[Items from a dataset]
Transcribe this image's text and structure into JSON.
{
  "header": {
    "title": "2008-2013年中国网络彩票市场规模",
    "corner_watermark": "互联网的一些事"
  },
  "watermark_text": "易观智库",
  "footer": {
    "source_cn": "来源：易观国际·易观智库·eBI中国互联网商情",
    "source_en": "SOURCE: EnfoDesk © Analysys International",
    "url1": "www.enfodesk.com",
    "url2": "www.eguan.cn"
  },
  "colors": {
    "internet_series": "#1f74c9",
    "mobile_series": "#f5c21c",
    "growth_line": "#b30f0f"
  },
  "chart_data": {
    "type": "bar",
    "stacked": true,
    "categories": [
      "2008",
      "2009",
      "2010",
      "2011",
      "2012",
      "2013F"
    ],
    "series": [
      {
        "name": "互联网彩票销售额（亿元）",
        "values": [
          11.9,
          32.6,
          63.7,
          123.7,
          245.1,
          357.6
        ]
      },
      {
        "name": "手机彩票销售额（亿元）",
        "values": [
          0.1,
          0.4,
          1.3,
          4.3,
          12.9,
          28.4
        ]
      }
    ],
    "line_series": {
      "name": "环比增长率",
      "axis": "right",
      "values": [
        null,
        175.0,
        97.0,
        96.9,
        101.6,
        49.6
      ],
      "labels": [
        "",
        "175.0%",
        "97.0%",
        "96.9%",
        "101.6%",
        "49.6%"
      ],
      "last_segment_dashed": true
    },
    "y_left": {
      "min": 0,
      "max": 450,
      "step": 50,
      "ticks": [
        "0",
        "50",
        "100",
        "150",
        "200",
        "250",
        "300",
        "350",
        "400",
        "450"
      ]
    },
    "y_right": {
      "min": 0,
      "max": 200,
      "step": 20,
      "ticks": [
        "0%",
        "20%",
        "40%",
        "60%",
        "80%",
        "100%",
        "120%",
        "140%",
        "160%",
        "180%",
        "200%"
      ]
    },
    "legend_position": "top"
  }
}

--

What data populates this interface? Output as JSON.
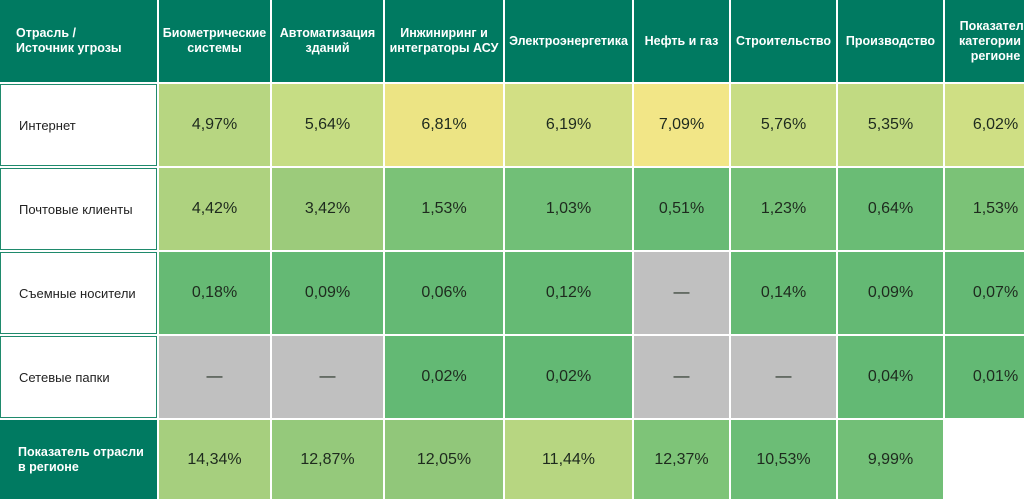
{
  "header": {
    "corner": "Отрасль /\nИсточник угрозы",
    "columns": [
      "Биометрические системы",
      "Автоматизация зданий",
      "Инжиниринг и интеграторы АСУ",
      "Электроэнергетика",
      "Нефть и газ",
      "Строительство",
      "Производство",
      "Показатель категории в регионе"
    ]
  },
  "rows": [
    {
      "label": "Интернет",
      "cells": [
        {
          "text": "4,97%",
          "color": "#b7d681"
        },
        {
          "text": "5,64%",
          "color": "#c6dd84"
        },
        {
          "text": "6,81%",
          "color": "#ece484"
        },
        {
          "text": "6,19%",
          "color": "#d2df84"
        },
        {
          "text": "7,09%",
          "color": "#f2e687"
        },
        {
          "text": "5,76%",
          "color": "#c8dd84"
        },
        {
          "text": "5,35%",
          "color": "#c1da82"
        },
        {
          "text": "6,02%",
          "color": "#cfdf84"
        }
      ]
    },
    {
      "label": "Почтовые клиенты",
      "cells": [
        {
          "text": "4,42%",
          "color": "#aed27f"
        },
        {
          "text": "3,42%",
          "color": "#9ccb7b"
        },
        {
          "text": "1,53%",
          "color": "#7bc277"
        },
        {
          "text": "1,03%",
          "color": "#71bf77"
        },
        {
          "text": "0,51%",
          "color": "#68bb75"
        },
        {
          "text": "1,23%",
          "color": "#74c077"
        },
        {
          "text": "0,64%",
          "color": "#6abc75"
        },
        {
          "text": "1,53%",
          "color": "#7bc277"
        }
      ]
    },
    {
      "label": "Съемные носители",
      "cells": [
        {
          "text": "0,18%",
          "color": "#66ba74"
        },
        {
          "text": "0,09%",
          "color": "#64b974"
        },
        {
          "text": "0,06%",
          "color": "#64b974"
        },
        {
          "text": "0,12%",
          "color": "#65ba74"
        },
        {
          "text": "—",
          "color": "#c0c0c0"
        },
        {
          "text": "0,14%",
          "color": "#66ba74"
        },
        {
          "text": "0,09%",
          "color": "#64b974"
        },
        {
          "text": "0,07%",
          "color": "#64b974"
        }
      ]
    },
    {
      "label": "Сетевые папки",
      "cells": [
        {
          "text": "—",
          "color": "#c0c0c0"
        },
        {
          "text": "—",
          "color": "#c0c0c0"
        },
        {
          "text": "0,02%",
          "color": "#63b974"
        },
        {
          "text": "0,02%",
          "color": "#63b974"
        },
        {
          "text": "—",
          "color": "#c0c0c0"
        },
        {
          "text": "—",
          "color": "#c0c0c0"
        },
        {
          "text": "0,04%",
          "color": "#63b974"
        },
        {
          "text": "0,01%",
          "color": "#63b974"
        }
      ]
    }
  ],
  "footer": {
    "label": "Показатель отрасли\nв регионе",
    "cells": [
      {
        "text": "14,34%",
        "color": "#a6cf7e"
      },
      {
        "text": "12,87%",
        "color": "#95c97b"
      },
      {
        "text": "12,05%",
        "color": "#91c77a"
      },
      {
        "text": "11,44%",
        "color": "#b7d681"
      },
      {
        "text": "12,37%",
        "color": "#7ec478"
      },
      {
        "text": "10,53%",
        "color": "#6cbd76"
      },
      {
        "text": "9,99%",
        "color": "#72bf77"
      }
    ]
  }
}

DIRECTION:
Check each line of the records above for the word "Показатель", then give the number of lines that have it, with no other words.

EXERCISE RESPONSE:
2